WHAT YOU HAVE TO DO: Can the data below be set down again exactly, line for line?

Extracted data entries:

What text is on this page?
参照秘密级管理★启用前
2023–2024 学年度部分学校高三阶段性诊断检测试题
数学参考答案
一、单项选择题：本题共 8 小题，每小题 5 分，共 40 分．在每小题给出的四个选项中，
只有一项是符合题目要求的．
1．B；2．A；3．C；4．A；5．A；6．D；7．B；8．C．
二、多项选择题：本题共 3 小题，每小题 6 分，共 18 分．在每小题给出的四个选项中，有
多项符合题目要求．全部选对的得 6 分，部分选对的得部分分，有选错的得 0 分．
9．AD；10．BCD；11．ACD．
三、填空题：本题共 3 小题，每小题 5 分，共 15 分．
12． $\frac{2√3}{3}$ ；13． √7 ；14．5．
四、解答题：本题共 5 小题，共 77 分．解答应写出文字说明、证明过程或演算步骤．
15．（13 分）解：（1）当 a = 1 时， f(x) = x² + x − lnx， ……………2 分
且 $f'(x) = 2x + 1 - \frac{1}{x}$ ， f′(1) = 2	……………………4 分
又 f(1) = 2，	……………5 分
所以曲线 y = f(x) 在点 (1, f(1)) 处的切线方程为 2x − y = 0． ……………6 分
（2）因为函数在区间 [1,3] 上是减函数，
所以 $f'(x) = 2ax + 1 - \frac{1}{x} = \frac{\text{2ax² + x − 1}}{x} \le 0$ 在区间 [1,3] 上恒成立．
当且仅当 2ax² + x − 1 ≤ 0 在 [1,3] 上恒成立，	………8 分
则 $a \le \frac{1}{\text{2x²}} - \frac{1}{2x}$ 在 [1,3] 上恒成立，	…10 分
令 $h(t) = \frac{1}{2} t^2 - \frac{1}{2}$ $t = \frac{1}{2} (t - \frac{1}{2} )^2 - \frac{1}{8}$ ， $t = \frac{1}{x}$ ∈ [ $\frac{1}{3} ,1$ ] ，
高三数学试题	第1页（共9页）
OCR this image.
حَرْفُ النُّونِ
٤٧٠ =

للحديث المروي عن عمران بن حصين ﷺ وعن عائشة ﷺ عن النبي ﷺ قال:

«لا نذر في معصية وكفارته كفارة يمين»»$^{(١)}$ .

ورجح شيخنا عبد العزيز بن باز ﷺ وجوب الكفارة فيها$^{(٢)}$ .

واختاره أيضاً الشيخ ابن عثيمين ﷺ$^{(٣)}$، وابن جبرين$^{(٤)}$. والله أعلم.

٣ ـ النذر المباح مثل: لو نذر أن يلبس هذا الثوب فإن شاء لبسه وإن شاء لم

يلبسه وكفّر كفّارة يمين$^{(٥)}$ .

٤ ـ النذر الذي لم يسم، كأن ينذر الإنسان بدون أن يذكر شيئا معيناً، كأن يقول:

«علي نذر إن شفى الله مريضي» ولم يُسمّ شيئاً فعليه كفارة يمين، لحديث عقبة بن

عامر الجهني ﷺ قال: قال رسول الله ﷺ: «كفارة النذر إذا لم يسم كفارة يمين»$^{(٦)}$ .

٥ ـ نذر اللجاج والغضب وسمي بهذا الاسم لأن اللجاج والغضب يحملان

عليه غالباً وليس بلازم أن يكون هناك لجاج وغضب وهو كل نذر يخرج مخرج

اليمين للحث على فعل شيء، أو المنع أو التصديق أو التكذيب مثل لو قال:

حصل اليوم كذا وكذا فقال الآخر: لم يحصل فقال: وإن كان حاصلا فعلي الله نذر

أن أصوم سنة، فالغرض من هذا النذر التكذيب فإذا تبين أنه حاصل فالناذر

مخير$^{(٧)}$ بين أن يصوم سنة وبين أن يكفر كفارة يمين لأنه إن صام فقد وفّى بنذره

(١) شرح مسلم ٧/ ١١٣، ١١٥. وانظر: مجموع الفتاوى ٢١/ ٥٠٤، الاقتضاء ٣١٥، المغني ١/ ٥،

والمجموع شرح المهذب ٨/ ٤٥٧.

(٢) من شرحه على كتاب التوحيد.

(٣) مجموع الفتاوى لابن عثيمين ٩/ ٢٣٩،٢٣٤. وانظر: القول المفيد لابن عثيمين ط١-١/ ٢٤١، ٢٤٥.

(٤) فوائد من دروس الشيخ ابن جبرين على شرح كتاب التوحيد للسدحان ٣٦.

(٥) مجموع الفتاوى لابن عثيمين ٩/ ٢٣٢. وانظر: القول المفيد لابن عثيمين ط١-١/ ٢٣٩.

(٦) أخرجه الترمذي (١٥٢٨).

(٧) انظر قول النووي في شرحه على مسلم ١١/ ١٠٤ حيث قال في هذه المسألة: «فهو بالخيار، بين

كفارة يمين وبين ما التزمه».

ANSWER:
What text is on this page?
参照秘密级管理★启用前
2023–2024 学年度部分学校高三阶段性诊断检测试题
数学参考答案
一、单项选择题：本题共 8 小题，每小题 5 分，共 40 分．在每小题给出的四个选项中，
只有一项是符合题目要求的．
1．B；2．A；3．C；4．A；5．A；6．D；7．B；8．C．
二、多项选择题：本题共 3 小题，每小题 6 分，共 18 分．在每小题给出的四个选项中，有
多项符合题目要求．全部选对的得 6 分，部分选对的得部分分，有选错的得 0 分．
9．AD；10．BCD；11．ACD．
三、填空题：本题共 3 小题，每小题 5 分，共 15 分．
12． $\frac{2√3}{3}$ ；13． √7 ；14．5．
四、解答题：本题共 5 小题，共 77 分．解答应写出文字说明、证明过程或演算步骤．
15．（13 分）解：（1）当 a = 1 时， f(x) = x² + x − lnx， ……………2 分
且 $f'(x) = 2x + 1 - \frac{1}{x}$ ， f′(1) = 2	……………………4 分
又 f(1) = 2，	……………5 分
所以曲线 y = f(x) 在点 (1, f(1)) 处的切线方程为 2x − y = 0． ……………6 分
（2）因为函数在区间 [1,3] 上是减函数，
所以 $f'(x) = 2ax + 1 - \frac{1}{x} = \frac{\text{2ax² + x − 1}}{x} \le 0$ 在区间 [1,3] 上恒成立．
当且仅当 2ax² + x − 1 ≤ 0 在 [1,3] 上恒成立，	………8 分
则 $a \le \frac{1}{\text{2x²}} - \frac{1}{2x}$ 在 [1,3] 上恒成立，	…10 分
令 $h(t) = \frac{1}{2} t^2 - \frac{1}{2}$ $t = \frac{1}{2} (t - \frac{1}{2} )^2 - \frac{1}{8}$ ， $t = \frac{1}{x}$ ∈ [ $\frac{1}{3} ,1$ ] ，
高三数学试题	第1页（共9页）
OCR this image.
حَرْفُ النُّونِ
٤٧٠ =

للحديث المروي عن عمران بن حصين ﷺ وعن عائشة ﷺ عن النبي ﷺ قال:

«لا نذر في معصية وكفارته كفارة يمين»»$^{(١)}$ .

ورجح شيخنا عبد العزيز بن باز ﷺ وجوب الكفارة فيها$^{(٢)}$ .

واختاره أيضاً الشيخ ابن عثيمين ﷺ$^{(٣)}$، وابن جبرين$^{(٤)}$. والله أعلم.

٣ ـ النذر المباح مثل: لو نذر أن يلبس هذا الثوب فإن شاء لبسه وإن شاء لم

يلبسه وكفّر كفّارة يمين$^{(٥)}$ .

٤ ـ النذر الذي لم يسم، كأن ينذر الإنسان بدون أن يذكر شيئا معيناً، كأن يقول:

«علي نذر إن شفى الله مريضي» ولم يُسمّ شيئاً فعليه كفارة يمين، لحديث عقبة بن

عامر الجهني ﷺ قال: قال رسول الله ﷺ: «كفارة النذر إذا لم يسم كفارة يمين»$^{(٦)}$ .

٥ ـ نذر اللجاج والغضب وسمي بهذا الاسم لأن اللجاج والغضب يحملان

عليه غالباً وليس بلازم أن يكون هناك لجاج وغضب وهو كل نذر يخرج مخرج

اليمين للحث على فعل شيء، أو المنع أو التصديق أو التكذيب مثل لو قال:

حصل اليوم كذا وكذا فقال الآخر: لم يحصل فقال: وإن كان حاصلا فعلي الله نذر

أن أصوم سنة، فالغرض من هذا النذر التكذيب فإذا تبين أنه حاصل فالناذر

مخير$^{(٧)}$ بين أن يصوم سنة وبين أن يكفر كفارة يمين لأنه إن صام فقد وفّى بنذره

(١) شرح مسلم ٧/ ١١٣، ١١٥. وانظر: مجموع الفتاوى ٢١/ ٥٠٤، الاقتضاء ٣١٥، المغني ١/ ٥،

والمجموع شرح المهذب ٨/ ٤٥٧.

(٢) من شرحه على كتاب التوحيد.

(٣) مجموع الفتاوى لابن عثيمين ٩/ ٢٣٩،٢٣٤. وانظر: القول المفيد لابن عثيمين ط١-١/ ٢٤١، ٢٤٥.

(٤) فوائد من دروس الشيخ ابن جبرين على شرح كتاب التوحيد للسدحان ٣٦.

(٥) مجموع الفتاوى لابن عثيمين ٩/ ٢٣٢. وانظر: القول المفيد لابن عثيمين ط١-١/ ٢٣٩.

(٦) أخرجه الترمذي (١٥٢٨).

(٧) انظر قول النووي في شرحه على مسلم ١١/ ١٠٤ حيث قال في هذه المسألة: «فهو بالخيار، بين

كفارة يمين وبين ما التزمه».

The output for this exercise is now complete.